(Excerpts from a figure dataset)
◆ ◆ ◆ ◆ ◆ ◆ ◆
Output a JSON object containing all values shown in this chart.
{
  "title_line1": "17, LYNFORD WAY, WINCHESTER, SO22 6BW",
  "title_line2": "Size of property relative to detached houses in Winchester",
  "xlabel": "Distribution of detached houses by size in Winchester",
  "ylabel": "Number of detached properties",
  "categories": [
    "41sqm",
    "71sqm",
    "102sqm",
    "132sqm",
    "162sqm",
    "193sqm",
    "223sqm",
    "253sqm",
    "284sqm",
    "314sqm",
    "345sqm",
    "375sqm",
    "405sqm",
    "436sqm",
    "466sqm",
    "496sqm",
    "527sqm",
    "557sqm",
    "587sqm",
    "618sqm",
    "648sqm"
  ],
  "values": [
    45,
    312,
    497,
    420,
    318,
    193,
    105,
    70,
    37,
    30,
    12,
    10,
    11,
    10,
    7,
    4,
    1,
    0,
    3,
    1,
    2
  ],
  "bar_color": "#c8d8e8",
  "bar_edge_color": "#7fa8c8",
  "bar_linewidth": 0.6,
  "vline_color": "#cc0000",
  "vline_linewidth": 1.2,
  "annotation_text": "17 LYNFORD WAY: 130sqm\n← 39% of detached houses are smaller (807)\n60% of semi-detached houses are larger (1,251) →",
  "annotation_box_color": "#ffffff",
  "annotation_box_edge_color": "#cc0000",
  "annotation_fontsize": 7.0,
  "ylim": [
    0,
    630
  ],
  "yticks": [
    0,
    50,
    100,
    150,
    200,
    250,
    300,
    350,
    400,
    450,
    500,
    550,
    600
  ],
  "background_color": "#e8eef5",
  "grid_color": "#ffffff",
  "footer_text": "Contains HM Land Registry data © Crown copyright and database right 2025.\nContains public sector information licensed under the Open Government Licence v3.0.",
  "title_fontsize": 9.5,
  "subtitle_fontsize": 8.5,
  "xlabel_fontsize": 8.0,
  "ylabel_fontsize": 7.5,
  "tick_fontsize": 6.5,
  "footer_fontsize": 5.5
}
◆ ◆ ◆ ◆ ◆ ◆ ◆
## What the task asks:
Retype all the material above precisely, with no line left out.

## Reply:
Output a JSON object containing all values shown in this chart.
{
  "title_line1": "17, LYNFORD WAY, WINCHESTER, SO22 6BW",
  "title_line2": "Size of property relative to detached houses in Winchester",
  "xlabel": "Distribution of detached houses by size in Winchester",
  "ylabel": "Number of detached properties",
  "categories": [
    "41sqm",
    "71sqm",
    "102sqm",
    "132sqm",
    "162sqm",
    "193sqm",
    "223sqm",
    "253sqm",
    "284sqm",
    "314sqm",
    "345sqm",
    "375sqm",
    "405sqm",
    "436sqm",
    "466sqm",
    "496sqm",
    "527sqm",
    "557sqm",
    "587sqm",
    "618sqm",
    "648sqm"
  ],
  "values": [
    45,
    312,
    497,
    420,
    318,
    193,
    105,
    70,
    37,
    30,
    12,
    10,
    11,
    10,
    7,
    4,
    1,
    0,
    3,
    1,
    2
  ],
  "bar_color": "#c8d8e8",
  "bar_edge_color": "#7fa8c8",
  "bar_linewidth": 0.6,
  "vline_color": "#cc0000",
  "vline_linewidth": 1.2,
  "annotation_text": "17 LYNFORD WAY: 130sqm\n← 39% of detached houses are smaller (807)\n60% of semi-detached houses are larger (1,251) →",
  "annotation_box_color": "#ffffff",
  "annotation_box_edge_color": "#cc0000",
  "annotation_fontsize": 7.0,
  "ylim": [
    0,
    630
  ],
  "yticks": [
    0,
    50,
    100,
    150,
    200,
    250,
    300,
    350,
    400,
    450,
    500,
    550,
    600
  ],
  "background_color": "#e8eef5",
  "grid_color": "#ffffff",
  "footer_text": "Contains HM Land Registry data © Crown copyright and database right 2025.\nContains public sector information licensed under the Open Government Licence v3.0.",
  "title_fontsize": 9.5,
  "subtitle_fontsize": 8.5,
  "xlabel_fontsize": 8.0,
  "ylabel_fontsize": 7.5,
  "tick_fontsize": 6.5,
  "footer_fontsize": 5.5
}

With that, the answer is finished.